Request: Output as a JSON list of strings, one per line, the items starting with the line containing "move-tool-icon[interactable]: ✥ bbox=[7, 89, 33, 113]" and running through the line containing "menu-vista[interactable]: Vista bbox=[403, 0, 442, 24]", leaving out any blank lines.

Provided information:
==========

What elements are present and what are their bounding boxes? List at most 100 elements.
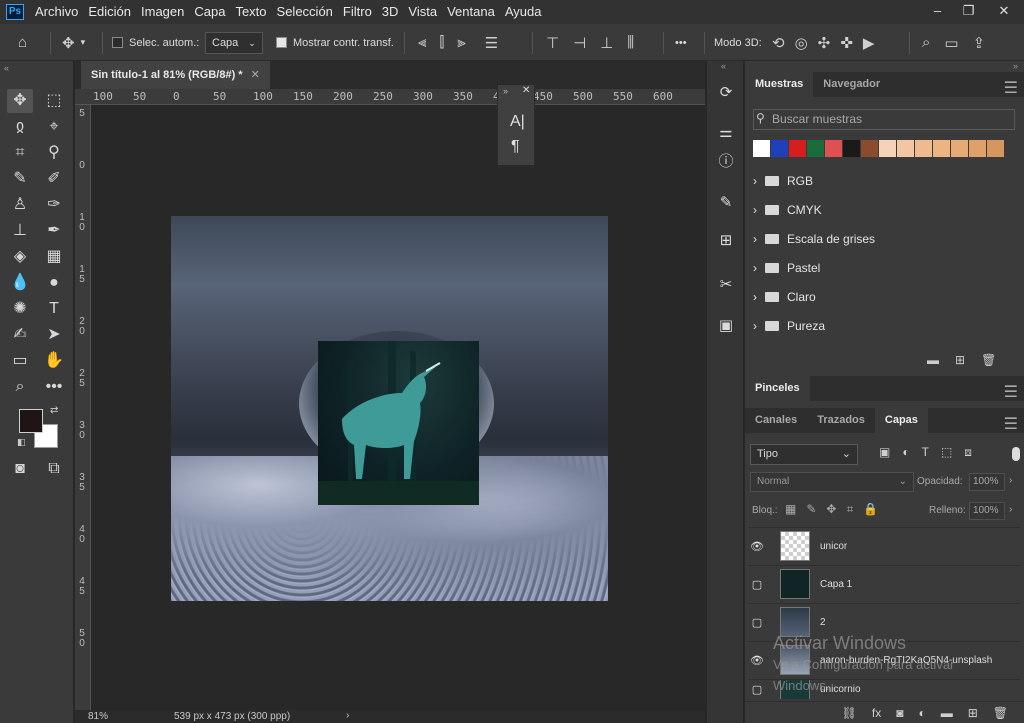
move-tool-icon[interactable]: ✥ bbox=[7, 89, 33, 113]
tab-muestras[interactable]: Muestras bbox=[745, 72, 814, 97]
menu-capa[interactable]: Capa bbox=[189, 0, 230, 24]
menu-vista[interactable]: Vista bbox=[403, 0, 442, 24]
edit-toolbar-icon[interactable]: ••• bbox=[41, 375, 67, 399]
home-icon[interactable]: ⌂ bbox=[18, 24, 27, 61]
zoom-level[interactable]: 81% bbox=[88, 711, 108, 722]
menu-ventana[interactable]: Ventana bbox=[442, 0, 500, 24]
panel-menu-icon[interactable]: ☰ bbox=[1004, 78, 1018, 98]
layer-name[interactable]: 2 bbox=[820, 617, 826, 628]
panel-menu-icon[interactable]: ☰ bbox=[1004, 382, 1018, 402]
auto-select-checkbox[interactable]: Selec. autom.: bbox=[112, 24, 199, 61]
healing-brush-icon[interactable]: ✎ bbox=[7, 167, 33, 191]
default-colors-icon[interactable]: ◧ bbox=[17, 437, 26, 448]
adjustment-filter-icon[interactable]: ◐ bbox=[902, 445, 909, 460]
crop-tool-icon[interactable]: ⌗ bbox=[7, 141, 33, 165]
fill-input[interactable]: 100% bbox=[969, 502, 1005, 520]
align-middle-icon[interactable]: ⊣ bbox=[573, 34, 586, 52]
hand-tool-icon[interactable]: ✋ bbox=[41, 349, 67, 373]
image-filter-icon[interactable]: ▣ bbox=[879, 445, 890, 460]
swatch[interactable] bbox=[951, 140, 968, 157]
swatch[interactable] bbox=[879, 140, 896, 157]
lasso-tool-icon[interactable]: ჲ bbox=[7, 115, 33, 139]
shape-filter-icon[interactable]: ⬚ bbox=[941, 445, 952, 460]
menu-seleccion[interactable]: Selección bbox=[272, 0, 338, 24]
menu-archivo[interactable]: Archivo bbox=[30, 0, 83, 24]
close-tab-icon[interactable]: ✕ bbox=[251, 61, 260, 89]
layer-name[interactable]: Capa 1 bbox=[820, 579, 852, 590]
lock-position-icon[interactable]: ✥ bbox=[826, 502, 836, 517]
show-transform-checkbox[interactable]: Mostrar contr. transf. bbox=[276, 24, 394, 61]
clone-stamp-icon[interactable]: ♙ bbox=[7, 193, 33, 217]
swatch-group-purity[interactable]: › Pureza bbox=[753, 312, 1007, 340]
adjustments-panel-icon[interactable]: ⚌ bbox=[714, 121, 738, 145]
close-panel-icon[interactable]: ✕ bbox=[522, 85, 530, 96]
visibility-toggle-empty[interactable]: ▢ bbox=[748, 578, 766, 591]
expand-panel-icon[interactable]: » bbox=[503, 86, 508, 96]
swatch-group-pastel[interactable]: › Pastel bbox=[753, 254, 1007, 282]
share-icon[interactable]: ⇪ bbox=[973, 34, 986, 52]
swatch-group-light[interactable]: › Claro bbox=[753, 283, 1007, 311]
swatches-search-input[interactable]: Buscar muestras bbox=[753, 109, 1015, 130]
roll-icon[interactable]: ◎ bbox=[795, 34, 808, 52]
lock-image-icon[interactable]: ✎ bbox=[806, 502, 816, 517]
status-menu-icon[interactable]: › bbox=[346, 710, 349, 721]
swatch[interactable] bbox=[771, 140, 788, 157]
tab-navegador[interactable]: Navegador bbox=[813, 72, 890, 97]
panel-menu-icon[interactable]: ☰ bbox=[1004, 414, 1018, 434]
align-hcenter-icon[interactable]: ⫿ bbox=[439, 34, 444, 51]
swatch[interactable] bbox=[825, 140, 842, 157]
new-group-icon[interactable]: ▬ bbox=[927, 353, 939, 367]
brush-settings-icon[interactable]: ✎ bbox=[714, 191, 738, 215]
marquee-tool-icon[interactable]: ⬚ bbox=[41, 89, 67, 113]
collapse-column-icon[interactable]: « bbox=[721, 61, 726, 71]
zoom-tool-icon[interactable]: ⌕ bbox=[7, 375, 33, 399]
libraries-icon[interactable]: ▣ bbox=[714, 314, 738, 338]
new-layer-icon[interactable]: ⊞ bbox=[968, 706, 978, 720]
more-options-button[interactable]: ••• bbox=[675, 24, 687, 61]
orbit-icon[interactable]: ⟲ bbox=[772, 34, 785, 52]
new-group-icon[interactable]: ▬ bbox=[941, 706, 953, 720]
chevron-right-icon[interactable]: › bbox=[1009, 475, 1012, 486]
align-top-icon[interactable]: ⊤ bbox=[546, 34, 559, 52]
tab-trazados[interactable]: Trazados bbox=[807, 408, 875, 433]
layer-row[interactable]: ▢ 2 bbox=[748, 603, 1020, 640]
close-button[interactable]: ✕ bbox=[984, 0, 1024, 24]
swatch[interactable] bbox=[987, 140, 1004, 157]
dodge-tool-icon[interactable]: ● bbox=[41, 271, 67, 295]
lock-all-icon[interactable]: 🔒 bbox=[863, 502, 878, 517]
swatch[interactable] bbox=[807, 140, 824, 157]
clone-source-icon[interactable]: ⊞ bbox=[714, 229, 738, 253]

==========

Reply:
[
  "move-tool-icon[interactable]: ✥ bbox=[7, 89, 33, 113]",
  "tab-muestras[interactable]: Muestras bbox=[745, 72, 814, 97]",
  "menu-capa[interactable]: Capa bbox=[189, 0, 230, 24]",
  "menu-vista[interactable]: Vista bbox=[403, 0, 442, 24]"
]